• **Aim**
Write out the listing exactly as it is given.

---------- Data excerpts

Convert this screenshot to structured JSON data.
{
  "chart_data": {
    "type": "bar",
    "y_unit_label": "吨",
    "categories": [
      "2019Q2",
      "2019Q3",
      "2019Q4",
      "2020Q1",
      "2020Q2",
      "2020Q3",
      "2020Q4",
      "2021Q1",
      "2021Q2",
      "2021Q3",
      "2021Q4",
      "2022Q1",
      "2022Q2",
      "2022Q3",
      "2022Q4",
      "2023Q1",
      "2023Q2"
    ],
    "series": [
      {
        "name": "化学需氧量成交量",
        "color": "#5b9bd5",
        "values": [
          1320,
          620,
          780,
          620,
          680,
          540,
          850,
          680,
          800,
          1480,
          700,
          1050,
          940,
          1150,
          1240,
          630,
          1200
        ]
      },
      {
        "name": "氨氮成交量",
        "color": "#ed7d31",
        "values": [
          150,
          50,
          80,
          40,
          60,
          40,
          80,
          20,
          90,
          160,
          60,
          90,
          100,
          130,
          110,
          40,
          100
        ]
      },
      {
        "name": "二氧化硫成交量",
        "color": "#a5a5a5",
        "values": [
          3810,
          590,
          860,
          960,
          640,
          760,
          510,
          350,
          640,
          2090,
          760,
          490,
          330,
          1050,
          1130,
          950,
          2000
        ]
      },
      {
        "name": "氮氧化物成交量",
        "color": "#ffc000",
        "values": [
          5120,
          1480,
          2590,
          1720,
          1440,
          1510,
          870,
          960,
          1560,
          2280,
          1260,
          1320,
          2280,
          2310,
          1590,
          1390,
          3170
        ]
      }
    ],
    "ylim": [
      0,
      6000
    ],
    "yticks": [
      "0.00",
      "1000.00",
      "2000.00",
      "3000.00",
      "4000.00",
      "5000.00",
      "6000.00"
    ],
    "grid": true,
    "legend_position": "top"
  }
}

--------------------

• **Task answer**
Convert this screenshot to structured JSON data.
{
  "chart_data": {
    "type": "bar",
    "y_unit_label": "吨",
    "categories": [
      "2019Q2",
      "2019Q3",
      "2019Q4",
      "2020Q1",
      "2020Q2",
      "2020Q3",
      "2020Q4",
      "2021Q1",
      "2021Q2",
      "2021Q3",
      "2021Q4",
      "2022Q1",
      "2022Q2",
      "2022Q3",
      "2022Q4",
      "2023Q1",
      "2023Q2"
    ],
    "series": [
      {
        "name": "化学需氧量成交量",
        "color": "#5b9bd5",
        "values": [
          1320,
          620,
          780,
          620,
          680,
          540,
          850,
          680,
          800,
          1480,
          700,
          1050,
          940,
          1150,
          1240,
          630,
          1200
        ]
      },
      {
        "name": "氨氮成交量",
        "color": "#ed7d31",
        "values": [
          150,
          50,
          80,
          40,
          60,
          40,
          80,
          20,
          90,
          160,
          60,
          90,
          100,
          130,
          110,
          40,
          100
        ]
      },
      {
        "name": "二氧化硫成交量",
        "color": "#a5a5a5",
        "values": [
          3810,
          590,
          860,
          960,
          640,
          760,
          510,
          350,
          640,
          2090,
          760,
          490,
          330,
          1050,
          1130,
          950,
          2000
        ]
      },
      {
        "name": "氮氧化物成交量",
        "color": "#ffc000",
        "values": [
          5120,
          1480,
          2590,
          1720,
          1440,
          1510,
          870,
          960,
          1560,
          2280,
          1260,
          1320,
          2280,
          2310,
          1590,
          1390,
          3170
        ]
      }
    ],
    "ylim": [
      0,
      6000
    ],
    "yticks": [
      "0.00",
      "1000.00",
      "2000.00",
      "3000.00",
      "4000.00",
      "5000.00",
      "6000.00"
    ],
    "grid": true,
    "legend_position": "top"
  }
}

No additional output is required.